## SET PROBLEM
Write out the lines of the data below, from the line containing "144, 506, 156]" through the line containing "layer-stack: [117, 182, 487, 272]", including both of those lines.

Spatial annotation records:
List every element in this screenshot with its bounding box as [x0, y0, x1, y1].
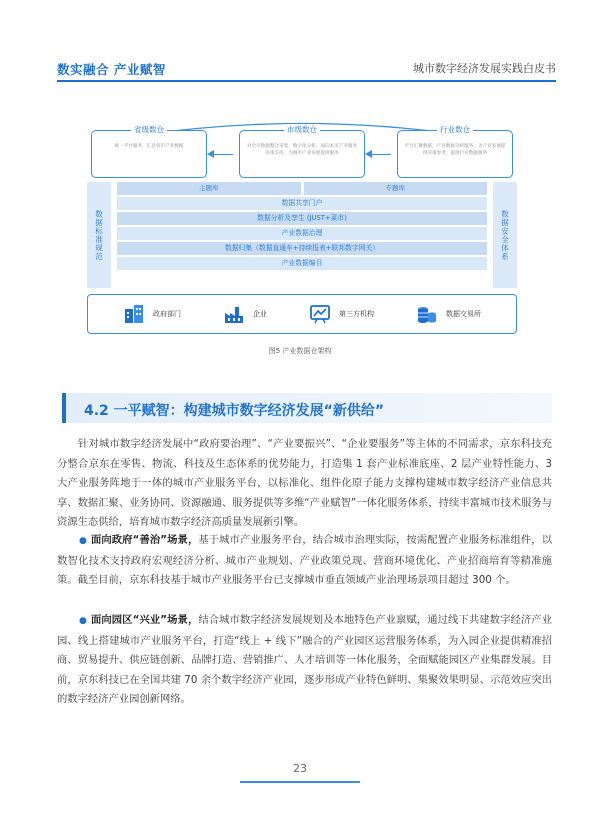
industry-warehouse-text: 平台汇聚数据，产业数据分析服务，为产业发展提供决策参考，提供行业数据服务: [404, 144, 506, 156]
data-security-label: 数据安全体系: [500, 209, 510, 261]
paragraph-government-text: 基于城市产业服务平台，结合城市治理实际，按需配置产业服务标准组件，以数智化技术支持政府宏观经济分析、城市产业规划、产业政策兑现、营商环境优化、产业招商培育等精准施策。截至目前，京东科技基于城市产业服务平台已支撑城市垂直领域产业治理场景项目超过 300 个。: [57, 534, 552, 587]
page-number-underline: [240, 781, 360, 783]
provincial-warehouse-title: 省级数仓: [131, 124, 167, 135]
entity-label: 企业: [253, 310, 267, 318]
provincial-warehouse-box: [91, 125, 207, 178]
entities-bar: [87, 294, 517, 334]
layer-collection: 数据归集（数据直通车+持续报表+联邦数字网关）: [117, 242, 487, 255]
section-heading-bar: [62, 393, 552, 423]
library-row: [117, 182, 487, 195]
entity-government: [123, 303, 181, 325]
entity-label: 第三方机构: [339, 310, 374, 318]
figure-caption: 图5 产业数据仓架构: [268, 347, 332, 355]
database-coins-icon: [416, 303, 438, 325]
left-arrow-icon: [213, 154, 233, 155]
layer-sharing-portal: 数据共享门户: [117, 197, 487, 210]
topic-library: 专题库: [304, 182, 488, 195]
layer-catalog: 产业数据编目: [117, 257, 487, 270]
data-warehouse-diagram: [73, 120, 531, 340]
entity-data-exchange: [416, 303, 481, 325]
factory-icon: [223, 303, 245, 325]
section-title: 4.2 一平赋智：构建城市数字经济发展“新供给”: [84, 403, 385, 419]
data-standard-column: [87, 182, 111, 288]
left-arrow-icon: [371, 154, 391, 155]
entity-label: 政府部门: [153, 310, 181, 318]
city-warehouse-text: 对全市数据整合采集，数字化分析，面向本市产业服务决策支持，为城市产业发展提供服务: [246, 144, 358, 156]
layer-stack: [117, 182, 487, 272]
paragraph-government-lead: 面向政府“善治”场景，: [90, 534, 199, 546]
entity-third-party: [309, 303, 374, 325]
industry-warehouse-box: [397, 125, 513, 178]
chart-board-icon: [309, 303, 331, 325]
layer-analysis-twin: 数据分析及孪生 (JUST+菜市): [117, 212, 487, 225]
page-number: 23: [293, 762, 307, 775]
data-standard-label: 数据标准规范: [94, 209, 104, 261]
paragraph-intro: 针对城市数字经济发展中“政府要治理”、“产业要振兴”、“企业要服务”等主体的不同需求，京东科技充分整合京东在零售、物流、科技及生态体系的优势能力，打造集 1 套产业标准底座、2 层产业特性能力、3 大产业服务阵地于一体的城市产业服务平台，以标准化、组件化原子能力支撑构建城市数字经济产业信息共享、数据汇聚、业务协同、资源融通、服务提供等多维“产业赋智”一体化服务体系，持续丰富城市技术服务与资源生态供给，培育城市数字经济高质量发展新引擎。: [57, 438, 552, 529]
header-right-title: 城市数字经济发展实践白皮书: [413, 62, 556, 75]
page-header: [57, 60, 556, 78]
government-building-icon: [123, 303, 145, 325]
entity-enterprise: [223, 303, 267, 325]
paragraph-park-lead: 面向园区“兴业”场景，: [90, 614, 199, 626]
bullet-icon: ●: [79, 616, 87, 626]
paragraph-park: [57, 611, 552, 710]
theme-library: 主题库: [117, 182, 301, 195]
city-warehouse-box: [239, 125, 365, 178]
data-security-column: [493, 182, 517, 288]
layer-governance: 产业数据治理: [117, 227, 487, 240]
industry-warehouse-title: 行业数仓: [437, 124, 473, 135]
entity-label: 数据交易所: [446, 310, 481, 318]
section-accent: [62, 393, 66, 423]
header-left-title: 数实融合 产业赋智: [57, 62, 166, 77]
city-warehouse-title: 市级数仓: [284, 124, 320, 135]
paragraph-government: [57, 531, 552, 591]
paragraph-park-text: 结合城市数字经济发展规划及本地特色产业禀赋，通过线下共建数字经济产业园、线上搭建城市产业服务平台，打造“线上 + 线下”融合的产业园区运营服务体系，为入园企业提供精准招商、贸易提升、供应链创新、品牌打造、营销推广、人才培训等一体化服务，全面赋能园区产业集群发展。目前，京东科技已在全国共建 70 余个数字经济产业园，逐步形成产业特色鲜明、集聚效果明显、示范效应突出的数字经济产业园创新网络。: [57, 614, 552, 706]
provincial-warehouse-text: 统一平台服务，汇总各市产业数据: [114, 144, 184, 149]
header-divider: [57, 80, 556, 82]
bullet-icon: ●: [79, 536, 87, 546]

## CORRECT ANSWER
industry-warehouse-text: 平台汇聚数据，产业数据分析服务，为产业发展提供决策参考，提供行业数据服务: [404, 144, 506, 156]
data-security-label: 数据安全体系: [500, 209, 510, 261]
paragraph-government-text: 基于城市产业服务平台，结合城市治理实际，按需配置产业服务标准组件，以数智化技术支持政府宏观经济分析、城市产业规划、产业政策兑现、营商环境优化、产业招商培育等精准施策。截至目前，京东科技基于城市产业服务平台已支撑城市垂直领域产业治理场景项目超过 300 个。: [57, 534, 552, 587]
page-number-underline: [240, 781, 360, 783]
provincial-warehouse-title: 省级数仓: [131, 124, 167, 135]
entity-label: 企业: [253, 310, 267, 318]
provincial-warehouse-box: [91, 125, 207, 178]
entities-bar: [87, 294, 517, 334]
layer-collection: 数据归集（数据直通车+持续报表+联邦数字网关）: [117, 242, 487, 255]
section-heading-bar: [62, 393, 552, 423]
library-row: [117, 182, 487, 195]
entity-government: [123, 303, 181, 325]
entity-label: 第三方机构: [339, 310, 374, 318]
figure-caption: 图5 产业数据仓架构: [268, 347, 332, 355]
database-coins-icon: [416, 303, 438, 325]
left-arrow-icon: [213, 154, 233, 155]
layer-sharing-portal: 数据共享门户: [117, 197, 487, 210]
topic-library: 专题库: [304, 182, 488, 195]
layer-catalog: 产业数据编目: [117, 257, 487, 270]
data-warehouse-diagram: [73, 120, 531, 340]
entity-data-exchange: [416, 303, 481, 325]
factory-icon: [223, 303, 245, 325]
section-title: 4.2 一平赋智：构建城市数字经济发展“新供给”: [84, 403, 385, 419]
data-standard-column: [87, 182, 111, 288]
left-arrow-icon: [371, 154, 391, 155]
entity-label: 政府部门: [153, 310, 181, 318]
city-warehouse-text: 对全市数据整合采集，数字化分析，面向本市产业服务决策支持，为城市产业发展提供服务: [246, 144, 358, 156]
layer-stack: [117, 182, 487, 272]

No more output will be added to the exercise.